- [STATED EXERCISE]: Find the string "PLAISTER" in the records. Copy every line it appears in.
--- start ---
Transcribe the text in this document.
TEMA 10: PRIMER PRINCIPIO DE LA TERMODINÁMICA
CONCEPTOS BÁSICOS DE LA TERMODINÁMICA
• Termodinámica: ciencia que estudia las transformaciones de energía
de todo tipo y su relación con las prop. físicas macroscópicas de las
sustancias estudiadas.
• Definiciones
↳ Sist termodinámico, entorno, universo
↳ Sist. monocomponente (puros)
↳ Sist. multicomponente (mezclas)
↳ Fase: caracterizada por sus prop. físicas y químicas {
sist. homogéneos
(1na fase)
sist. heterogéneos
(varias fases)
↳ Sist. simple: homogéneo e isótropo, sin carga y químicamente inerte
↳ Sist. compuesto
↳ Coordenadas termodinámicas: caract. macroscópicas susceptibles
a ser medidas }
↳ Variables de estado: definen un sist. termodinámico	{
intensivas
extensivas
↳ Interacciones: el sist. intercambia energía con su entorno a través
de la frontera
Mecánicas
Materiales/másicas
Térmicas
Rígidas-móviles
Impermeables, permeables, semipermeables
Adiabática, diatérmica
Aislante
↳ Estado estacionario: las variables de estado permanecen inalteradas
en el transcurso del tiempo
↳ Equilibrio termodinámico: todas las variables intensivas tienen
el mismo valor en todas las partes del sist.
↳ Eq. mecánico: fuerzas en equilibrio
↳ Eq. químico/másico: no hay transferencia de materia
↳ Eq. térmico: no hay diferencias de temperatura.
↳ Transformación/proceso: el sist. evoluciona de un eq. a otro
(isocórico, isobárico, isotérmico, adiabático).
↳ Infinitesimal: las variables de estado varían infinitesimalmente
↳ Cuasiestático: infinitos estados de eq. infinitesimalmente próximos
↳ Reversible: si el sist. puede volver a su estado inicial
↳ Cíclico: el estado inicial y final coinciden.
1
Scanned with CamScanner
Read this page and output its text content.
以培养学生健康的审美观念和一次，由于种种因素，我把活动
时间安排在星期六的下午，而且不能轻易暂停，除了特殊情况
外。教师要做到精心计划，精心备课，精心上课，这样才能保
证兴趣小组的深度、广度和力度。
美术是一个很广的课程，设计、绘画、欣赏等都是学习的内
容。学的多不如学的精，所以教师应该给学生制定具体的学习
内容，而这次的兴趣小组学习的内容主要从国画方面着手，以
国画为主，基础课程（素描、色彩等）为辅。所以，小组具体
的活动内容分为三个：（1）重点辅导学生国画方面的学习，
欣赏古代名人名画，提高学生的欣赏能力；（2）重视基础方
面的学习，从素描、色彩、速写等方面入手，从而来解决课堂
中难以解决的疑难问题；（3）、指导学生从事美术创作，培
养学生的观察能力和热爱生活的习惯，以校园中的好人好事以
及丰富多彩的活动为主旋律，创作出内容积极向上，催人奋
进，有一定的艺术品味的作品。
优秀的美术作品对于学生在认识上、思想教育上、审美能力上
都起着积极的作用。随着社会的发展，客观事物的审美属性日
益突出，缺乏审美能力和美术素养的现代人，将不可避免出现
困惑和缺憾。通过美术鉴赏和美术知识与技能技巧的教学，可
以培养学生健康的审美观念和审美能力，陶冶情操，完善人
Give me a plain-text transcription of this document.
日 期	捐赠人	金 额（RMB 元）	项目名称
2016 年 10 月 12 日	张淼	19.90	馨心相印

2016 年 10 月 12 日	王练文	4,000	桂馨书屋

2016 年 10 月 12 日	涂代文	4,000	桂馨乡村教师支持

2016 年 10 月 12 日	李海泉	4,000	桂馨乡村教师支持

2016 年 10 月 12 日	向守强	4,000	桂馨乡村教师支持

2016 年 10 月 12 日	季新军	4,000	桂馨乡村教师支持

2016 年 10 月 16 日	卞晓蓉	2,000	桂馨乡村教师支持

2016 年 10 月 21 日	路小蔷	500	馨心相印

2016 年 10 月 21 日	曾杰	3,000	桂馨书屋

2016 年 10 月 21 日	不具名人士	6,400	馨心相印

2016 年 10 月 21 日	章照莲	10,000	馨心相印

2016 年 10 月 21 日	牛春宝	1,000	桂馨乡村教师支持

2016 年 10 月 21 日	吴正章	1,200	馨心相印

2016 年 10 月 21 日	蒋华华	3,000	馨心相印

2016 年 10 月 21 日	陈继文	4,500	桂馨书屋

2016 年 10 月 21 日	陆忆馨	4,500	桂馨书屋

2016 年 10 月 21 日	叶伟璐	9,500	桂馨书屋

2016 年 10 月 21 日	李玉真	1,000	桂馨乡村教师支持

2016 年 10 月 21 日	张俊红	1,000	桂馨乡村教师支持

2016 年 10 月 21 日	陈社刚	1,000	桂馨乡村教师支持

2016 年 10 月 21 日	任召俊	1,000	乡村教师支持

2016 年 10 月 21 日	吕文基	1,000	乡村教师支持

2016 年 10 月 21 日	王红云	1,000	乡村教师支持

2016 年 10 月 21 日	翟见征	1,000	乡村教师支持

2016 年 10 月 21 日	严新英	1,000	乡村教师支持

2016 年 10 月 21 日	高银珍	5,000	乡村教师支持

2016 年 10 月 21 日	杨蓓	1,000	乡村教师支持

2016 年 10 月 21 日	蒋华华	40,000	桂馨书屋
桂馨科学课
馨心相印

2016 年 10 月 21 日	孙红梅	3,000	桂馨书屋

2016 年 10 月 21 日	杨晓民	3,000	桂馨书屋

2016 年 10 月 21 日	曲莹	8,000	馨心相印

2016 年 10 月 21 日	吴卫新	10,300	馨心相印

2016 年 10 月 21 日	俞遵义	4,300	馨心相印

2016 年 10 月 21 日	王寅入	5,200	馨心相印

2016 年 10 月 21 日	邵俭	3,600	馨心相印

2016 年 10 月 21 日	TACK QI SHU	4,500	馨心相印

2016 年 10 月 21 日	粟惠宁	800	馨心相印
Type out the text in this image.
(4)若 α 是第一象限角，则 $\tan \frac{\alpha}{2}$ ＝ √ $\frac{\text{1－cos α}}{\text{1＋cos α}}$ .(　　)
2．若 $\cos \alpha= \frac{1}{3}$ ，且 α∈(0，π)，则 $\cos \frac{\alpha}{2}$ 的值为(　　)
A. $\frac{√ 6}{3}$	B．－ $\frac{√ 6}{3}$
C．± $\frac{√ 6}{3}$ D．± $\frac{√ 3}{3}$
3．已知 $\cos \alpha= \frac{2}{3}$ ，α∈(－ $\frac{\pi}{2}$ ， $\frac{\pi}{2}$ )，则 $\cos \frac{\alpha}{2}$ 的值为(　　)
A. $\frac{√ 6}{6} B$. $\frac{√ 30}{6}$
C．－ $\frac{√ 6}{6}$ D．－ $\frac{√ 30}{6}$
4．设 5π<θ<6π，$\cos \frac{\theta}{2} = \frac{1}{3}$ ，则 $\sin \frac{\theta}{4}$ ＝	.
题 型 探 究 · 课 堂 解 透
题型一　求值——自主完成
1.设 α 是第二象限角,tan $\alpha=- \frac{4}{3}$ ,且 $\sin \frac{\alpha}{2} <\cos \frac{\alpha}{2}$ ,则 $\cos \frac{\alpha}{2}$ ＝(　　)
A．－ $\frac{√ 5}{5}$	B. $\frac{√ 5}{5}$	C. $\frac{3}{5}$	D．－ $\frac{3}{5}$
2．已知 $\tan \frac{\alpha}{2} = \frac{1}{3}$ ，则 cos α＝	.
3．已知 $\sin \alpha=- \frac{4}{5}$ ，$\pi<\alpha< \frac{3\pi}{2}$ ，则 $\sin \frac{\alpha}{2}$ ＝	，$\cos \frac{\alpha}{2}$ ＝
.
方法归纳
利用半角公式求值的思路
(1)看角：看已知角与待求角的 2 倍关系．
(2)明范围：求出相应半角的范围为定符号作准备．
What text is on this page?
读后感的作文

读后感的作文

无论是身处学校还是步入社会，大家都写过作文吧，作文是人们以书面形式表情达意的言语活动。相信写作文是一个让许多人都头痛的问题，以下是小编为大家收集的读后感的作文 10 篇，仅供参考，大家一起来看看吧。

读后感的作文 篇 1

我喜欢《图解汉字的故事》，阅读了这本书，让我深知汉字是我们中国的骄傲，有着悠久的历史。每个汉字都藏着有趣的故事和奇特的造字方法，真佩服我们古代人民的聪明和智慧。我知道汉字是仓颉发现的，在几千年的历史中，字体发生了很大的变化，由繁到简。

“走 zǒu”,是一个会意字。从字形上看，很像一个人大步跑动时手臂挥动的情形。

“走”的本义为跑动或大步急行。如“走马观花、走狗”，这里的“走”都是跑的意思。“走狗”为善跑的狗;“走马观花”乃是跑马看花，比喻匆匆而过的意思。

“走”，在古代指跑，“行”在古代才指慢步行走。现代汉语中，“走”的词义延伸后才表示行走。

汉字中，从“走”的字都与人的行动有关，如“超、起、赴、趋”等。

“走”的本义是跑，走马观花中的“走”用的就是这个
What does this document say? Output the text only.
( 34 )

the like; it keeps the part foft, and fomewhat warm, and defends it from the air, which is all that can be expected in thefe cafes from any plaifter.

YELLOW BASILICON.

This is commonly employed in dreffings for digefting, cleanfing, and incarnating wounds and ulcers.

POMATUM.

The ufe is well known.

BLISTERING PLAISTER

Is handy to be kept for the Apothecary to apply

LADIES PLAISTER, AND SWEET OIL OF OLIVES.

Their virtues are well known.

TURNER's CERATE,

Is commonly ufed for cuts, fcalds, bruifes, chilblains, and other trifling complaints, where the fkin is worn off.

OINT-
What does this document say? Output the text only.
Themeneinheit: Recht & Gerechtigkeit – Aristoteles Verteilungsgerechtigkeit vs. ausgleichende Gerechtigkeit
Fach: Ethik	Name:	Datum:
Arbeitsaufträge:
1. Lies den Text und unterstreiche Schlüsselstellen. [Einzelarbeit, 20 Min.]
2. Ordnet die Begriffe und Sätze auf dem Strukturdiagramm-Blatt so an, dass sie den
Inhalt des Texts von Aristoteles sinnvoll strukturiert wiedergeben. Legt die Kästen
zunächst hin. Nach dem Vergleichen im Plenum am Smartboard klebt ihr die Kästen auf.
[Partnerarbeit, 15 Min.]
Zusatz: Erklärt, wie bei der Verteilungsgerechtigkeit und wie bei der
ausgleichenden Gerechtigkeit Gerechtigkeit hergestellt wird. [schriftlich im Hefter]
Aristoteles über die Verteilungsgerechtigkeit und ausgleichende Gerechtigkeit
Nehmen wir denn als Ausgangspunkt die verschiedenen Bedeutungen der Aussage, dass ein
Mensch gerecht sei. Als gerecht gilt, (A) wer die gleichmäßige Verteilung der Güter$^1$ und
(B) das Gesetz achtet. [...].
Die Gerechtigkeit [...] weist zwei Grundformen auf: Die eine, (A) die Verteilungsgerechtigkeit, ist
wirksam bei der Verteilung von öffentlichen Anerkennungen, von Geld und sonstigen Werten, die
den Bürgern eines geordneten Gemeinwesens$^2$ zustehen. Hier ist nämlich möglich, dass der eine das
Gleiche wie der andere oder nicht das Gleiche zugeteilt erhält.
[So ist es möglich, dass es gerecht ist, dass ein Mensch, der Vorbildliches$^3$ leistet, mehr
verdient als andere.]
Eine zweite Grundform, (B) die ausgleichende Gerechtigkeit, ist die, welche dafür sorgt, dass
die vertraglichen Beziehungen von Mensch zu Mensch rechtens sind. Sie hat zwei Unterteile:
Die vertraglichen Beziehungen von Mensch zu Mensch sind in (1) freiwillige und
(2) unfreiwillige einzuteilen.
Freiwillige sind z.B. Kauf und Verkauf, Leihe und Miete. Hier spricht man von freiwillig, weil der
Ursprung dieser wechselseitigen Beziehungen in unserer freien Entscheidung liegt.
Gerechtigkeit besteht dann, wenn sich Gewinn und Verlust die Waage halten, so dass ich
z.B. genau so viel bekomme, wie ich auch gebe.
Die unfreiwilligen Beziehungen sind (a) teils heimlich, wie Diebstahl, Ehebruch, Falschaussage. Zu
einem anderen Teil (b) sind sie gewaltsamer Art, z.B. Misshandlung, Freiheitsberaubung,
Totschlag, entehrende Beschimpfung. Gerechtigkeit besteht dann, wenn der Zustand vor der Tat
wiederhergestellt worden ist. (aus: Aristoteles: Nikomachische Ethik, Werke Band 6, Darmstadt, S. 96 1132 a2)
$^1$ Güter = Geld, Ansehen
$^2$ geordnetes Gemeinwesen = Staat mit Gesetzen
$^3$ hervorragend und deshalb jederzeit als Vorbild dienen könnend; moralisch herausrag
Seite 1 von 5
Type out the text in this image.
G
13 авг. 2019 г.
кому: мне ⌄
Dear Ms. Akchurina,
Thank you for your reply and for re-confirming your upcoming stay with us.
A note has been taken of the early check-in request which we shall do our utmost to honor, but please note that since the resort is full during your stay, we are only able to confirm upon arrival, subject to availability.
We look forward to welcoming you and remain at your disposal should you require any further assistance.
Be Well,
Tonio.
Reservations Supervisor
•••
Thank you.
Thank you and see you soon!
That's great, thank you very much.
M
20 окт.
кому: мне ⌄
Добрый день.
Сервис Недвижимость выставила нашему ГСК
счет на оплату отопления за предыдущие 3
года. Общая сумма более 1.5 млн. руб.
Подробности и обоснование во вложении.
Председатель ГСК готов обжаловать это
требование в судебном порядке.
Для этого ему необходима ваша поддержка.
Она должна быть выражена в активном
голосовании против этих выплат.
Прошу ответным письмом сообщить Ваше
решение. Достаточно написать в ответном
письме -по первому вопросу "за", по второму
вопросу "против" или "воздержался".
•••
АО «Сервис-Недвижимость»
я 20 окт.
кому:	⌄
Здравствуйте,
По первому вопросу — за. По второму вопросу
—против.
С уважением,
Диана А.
--- end ---
- [COMPLETED EXERCISE]:
BLISTERING PLAISTER
LADIES PLAISTER, AND SWEET OIL OF OLIVES.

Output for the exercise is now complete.